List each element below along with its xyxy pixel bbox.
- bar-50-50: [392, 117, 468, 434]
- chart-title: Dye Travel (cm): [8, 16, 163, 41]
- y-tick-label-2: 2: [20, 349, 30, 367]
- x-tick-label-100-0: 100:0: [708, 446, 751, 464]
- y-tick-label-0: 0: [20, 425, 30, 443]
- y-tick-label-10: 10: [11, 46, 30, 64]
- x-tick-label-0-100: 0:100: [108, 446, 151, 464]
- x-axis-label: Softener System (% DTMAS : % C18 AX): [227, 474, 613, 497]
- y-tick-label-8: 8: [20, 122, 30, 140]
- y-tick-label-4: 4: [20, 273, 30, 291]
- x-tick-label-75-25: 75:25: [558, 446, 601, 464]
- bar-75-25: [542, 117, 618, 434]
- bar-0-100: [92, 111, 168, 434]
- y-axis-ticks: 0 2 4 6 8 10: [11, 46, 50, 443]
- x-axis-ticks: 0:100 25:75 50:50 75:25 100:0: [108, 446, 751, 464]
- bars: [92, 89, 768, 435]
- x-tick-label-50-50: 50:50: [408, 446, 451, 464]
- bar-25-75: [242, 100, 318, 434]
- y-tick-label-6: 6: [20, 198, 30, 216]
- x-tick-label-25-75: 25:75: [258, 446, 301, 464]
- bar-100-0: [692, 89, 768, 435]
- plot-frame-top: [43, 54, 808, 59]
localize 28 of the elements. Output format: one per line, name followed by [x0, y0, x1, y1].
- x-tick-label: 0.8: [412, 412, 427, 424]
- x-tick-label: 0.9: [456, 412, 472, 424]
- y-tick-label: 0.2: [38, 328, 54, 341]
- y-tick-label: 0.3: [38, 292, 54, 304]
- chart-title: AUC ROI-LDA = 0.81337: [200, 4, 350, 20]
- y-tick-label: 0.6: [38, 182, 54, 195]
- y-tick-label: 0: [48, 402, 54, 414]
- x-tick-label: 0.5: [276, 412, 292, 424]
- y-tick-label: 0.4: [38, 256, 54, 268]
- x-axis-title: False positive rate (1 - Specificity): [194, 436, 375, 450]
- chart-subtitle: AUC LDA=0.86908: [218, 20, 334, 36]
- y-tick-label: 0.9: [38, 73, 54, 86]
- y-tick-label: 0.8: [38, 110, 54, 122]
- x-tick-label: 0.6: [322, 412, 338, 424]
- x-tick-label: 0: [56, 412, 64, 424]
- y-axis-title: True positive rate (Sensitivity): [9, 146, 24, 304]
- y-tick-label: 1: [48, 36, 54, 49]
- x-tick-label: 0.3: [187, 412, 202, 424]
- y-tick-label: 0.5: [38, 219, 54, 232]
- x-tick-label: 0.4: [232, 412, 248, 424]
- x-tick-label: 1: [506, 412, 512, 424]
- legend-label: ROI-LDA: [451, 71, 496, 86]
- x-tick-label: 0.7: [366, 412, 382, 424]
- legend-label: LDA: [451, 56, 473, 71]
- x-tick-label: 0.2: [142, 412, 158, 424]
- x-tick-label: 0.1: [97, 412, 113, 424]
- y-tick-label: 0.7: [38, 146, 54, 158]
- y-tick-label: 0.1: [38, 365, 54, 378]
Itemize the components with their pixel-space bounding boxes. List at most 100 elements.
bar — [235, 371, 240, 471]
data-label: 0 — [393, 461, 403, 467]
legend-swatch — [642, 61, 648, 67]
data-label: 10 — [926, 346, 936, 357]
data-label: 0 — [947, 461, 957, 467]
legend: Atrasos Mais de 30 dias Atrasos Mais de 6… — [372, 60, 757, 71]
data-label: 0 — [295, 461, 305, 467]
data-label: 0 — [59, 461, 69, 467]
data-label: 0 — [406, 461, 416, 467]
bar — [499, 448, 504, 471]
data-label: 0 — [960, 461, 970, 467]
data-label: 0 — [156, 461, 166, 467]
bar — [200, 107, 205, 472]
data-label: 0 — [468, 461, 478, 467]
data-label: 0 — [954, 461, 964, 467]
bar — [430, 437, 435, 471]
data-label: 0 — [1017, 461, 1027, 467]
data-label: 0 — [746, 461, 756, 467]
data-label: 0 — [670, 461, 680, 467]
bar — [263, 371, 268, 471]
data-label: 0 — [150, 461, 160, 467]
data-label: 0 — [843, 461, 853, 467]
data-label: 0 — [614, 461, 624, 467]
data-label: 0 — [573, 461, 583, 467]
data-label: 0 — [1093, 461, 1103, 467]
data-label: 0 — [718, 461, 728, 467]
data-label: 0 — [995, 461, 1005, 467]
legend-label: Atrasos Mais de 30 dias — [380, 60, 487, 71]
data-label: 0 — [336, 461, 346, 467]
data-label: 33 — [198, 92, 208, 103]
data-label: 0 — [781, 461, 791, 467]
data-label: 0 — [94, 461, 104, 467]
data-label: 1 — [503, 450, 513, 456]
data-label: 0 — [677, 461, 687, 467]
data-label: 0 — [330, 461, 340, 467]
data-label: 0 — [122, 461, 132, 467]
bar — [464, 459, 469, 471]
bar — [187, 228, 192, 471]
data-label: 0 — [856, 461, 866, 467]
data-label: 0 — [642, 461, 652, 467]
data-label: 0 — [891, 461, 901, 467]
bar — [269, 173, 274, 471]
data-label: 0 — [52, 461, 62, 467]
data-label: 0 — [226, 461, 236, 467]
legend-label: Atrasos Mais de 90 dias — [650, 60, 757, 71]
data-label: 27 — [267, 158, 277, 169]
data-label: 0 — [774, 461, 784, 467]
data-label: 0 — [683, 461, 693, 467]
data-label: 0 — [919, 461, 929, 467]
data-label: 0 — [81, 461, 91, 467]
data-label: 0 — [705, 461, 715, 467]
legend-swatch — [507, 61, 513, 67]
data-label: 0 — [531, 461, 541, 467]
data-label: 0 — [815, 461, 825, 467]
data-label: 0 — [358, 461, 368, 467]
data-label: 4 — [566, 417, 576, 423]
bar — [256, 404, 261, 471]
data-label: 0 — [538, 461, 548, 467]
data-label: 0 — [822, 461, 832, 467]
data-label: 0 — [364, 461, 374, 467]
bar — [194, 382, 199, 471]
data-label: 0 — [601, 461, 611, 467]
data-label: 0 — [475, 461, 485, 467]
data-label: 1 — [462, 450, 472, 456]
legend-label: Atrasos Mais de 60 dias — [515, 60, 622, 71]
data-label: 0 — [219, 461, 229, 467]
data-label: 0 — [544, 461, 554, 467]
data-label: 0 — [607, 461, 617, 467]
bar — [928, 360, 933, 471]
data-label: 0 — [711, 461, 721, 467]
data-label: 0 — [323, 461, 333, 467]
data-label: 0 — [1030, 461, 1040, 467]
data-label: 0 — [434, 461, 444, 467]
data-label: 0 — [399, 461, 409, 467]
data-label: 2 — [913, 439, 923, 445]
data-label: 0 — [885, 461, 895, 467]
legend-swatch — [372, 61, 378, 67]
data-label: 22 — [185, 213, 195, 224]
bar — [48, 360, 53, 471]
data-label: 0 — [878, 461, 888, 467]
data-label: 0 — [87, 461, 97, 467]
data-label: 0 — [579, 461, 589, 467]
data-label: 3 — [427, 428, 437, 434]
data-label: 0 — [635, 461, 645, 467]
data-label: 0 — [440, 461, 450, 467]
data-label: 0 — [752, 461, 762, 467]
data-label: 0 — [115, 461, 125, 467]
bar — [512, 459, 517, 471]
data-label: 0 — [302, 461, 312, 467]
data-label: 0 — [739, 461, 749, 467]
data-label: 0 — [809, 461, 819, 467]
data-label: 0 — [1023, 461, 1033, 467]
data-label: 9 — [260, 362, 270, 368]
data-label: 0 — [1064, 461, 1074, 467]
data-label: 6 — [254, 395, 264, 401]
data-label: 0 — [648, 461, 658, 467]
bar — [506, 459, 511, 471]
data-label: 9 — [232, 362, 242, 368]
▬▬▬▬▬▬▬▬▬▬
Job » Convert all the rows above into a JSON list of strings, with one string for each line and no blank lines.

Response »
[
  "List each element below along with its xyxy pixel bbox.",
  "- bar-50-50: [392, 117, 468, 434]",
  "- chart-title: Dye Travel (cm): [8, 16, 163, 41]",
  "- y-tick-label-2: 2: [20, 349, 30, 367]",
  "- x-tick-label-100-0: 100:0: [708, 446, 751, 464]",
  "- y-tick-label-0: 0: [20, 425, 30, 443]",
  "- y-tick-label-10: 10: [11, 46, 30, 64]",
  "- x-tick-label-0-100: 0:100: [108, 446, 151, 464]",
  "- x-axis-label: Softener System (% DTMAS : % C18 AX): [227, 474, 613, 497]",
  "- y-tick-label-8: 8: [20, 122, 30, 140]",
  "- y-tick-label-4: 4: [20, 273, 30, 291]",
  "- x-tick-label-75-25: 75:25: [558, 446, 601, 464]",
  "- bar-75-25: [542, 117, 618, 434]",
  "- bar-0-100: [92, 111, 168, 434]",
  "- y-axis-ticks: 0 2 4 6 8 10: [11, 46, 50, 443]",
  "- x-axis-ticks: 0:100 25:75 50:50 75:25 100:0: [108, 446, 751, 464]",
  "- bars: [92, 89, 768, 435]",
  "- x-tick-label-50-50: 50:50: [408, 446, 451, 464]",
  "- bar-25-75: [242, 100, 318, 434]",
  "- y-tick-label-6: 6: [20, 198, 30, 216]",
  "- x-tick-label-25-75: 25:75: [258, 446, 301, 464]",
  "- bar-100-0: [692, 89, 768, 435]",
  "- plot-frame-top: [43, 54, 808, 59]",
  "localize 28 of the elements. Output format: one per line, name followed by [x0, y0, x1, y1].",
  "- x-tick-label: 0.8: [412, 412, 427, 424]",
  "- x-tick-label: 0.9: [456, 412, 472, 424]",
  "- y-tick-label: 0.2: [38, 328, 54, 341]",
  "- y-tick-label: 0.3: [38, 292, 54, 304]",
  "- chart-title: AUC ROI-LDA = 0.81337: [200, 4, 350, 20]",
  "- y-tick-label: 0.6: [38, 182, 54, 195]",
  "- y-tick-label: 0: [48, 402, 54, 414]",
  "- x-tick-label: 0.5: [276, 412, 292, 424]",
  "- y-tick-label: 0.4: [38, 256, 54, 268]",
  "- x-axis-title: False positive rate (1 - Specificity): [194, 436, 375, 450]",
  "- chart-subtitle: AUC LDA=0.86908: [218, 20, 334, 36]",
  "- y-tick-label: 0.9: [38, 73, 54, 86]",
  "- y-tick-label: 0.8: [38, 110, 54, 122]",
  "- x-tick-label: 0.6: [322, 412, 338, 424]",
  "- x-tick-label: 0: [56, 412, 64, 424]",
  "- y-axis-title: True positive rate (Sensitivity): [9, 146, 24, 304]",
  "- y-tick-label: 1: [48, 36, 54, 49]",
  "- x-tick-label: 0.3: [187, 412, 202, 424]",
  "- y-tick-label: 0.5: [38, 219, 54, 232]",
  "- x-tick-label: 0.4: [232, 412, 248, 424]",
  "- x-tick-label: 1: [506, 412, 512, 424]",
  "- legend-label: ROI-LDA: [451, 71, 496, 86]",
  "- x-tick-label: 0.7: [366, 412, 382, 424]",
  "- legend-label: LDA: [451, 56, 473, 71]",
  "- x-tick-label: 0.2: [142, 412, 158, 424]",
  "- x-tick-label: 0.1: [97, 412, 113, 424]",
  "- y-tick-label: 0.7: [38, 146, 54, 158]",
  "- y-tick-label: 0.1: [38, 365, 54, 378]",
  "Itemize the components with their pixel-space bounding boxes. List at most 100 elements.",
  "bar — [235, 371, 240, 471]",
  "data-label: 0 — [393, 461, 403, 467]",
  "legend-swatch — [642, 61, 648, 67]",
  "data-label: 10 — [926, 346, 936, 357]",
  "data-label: 0 — [947, 461, 957, 467]",
  "legend: Atrasos Mais de 30 dias Atrasos Mais de 6… — [372, 60, 757, 71]",
  "data-label: 0 — [295, 461, 305, 467]",
  "data-label: 0 — [59, 461, 69, 467]",
  "data-label: 0 — [406, 461, 416, 467]",
  "bar — [499, 448, 504, 471]",
  "data-label: 0 — [960, 461, 970, 467]",
  "data-label: 0 — [156, 461, 166, 467]",
  "bar — [200, 107, 205, 472]",
  "data-label: 0 — [468, 461, 478, 467]",
  "data-label: 0 — [954, 461, 964, 467]",
  "bar — [430, 437, 435, 471]",
  "data-label: 0 — [1017, 461, 1027, 467]",
  "data-label: 0 — [746, 461, 756, 467]",
  "data-label: 0 — [670, 461, 680, 467]",
  "bar — [263, 371, 268, 471]",
  "data-label: 0 — [150, 461, 160, 467]",
  "data-label: 0 — [843, 461, 853, 467]",
  "data-label: 0 — [614, 461, 624, 467]",
  "data-label: 0 — [573, 461, 583, 467]",
  "data-label: 0 — [1093, 461, 1103, 467]",
  "data-label: 0 — [718, 461, 728, 467]",
  "data-label: 0 — [995, 461, 1005, 467]",
  "legend-label: Atrasos Mais de 30 dias — [380, 60, 487, 71]",
  "data-label: 0 — [336, 461, 346, 467]",
  "data-label: 33 — [198, 92, 208, 103]",
  "data-label: 0 — [781, 461, 791, 467]",
  "data-label: 0 — [94, 461, 104, 467]",
  "data-label: 1 — [503, 450, 513, 456]",
  "data-label: 0 — [677, 461, 687, 467]",
  "data-label: 0 — [330, 461, 340, 467]",
  "data-label: 0 — [122, 461, 132, 467]",
  "bar — [464, 459, 469, 471]",
  "bar — [187, 228, 192, 471]",
  "data-label: 0 — [856, 461, 866, 467]",
  "data-label: 0 — [642, 461, 652, 467]",
  "data-label: 0 — [891, 461, 901, 467]",
  "bar — [269, 173, 274, 471]",
  "data-label: 0 — [52, 461, 62, 467]",
  "data-label: 0 — [226, 461, 236, 467]",
  "legend-label: Atrasos Mais de 90 dias — [650, 60, 757, 71]",
  "data-label: 27 — [267, 158, 277, 169]",
  "data-label: 0 — [774, 461, 784, 467]",
  "data-label: 0 — [683, 461, 693, 467]",
  "data-label: 0 — [919, 461, 929, 467]",
  "data-label: 0 — [81, 461, 91, 467]",
  "data-label: 0 — [705, 461, 715, 467]",
  "legend-swatch — [507, 61, 513, 67]",
  "data-label: 0 — [531, 461, 541, 467]",
  "data-label: 0 — [815, 461, 825, 467]",
  "data-label: 0 — [358, 461, 368, 467]",
  "data-label: 4 — [566, 417, 576, 423]",
  "bar — [256, 404, 261, 471]",
  "data-label: 0 — [538, 461, 548, 467]",
  "data-label: 0 — [822, 461, 832, 467]",
  "data-label: 0 — [364, 461, 374, 467]",
  "bar — [194, 382, 199, 471]",
  "data-label: 0 — [601, 461, 611, 467]",
  "data-label: 0 — [475, 461, 485, 467]",
  "data-label: 1 — [462, 450, 472, 456]",
  "legend-label: Atrasos Mais de 60 dias — [515, 60, 622, 71]",
  "data-label: 0 — [219, 461, 229, 467]",
  "data-label: 0 — [544, 461, 554, 467]",
  "data-label: 0 — [607, 461, 617, 467]",
  "bar — [928, 360, 933, 471]",
  "data-label: 0 — [711, 461, 721, 467]",
  "data-label: 0 — [323, 461, 333, 467]",
  "data-label: 0 — [1030, 461, 1040, 467]",
  "data-label: 0 — [434, 461, 444, 467]",
  "data-label: 0 — [399, 461, 409, 467]",
  "data-label: 2 — [913, 439, 923, 445]",
  "data-label: 0 — [885, 461, 895, 467]",
  "legend-swatch — [372, 61, 378, 67]",
  "data-label: 22 — [185, 213, 195, 224]",
  "bar — [48, 360, 53, 471]",
  "data-label: 0 — [878, 461, 888, 467]",
  "data-label: 0 — [87, 461, 97, 467]",
  "data-label: 0 — [579, 461, 589, 467]",
  "data-label: 3 — [427, 428, 437, 434]",
  "data-label: 0 — [635, 461, 645, 467]",
  "data-label: 0 — [440, 461, 450, 467]",
  "data-label: 0 — [752, 461, 762, 467]",
  "data-label: 0 — [115, 461, 125, 467]",
  "bar — [512, 459, 517, 471]",
  "data-label: 0 — [302, 461, 312, 467]",
  "data-label: 0 — [739, 461, 749, 467]",
  "data-label: 0 — [809, 461, 819, 467]",
  "data-label: 0 — [1023, 461, 1033, 467]",
  "data-label: 9 — [260, 362, 270, 368]",
  "data-label: 0 — [1064, 461, 1074, 467]",
  "data-label: 6 — [254, 395, 264, 401]",
  "data-label: 0 — [648, 461, 658, 467]",
  "bar — [506, 459, 511, 471]",
  "data-label: 9 — [232, 362, 242, 368]"
]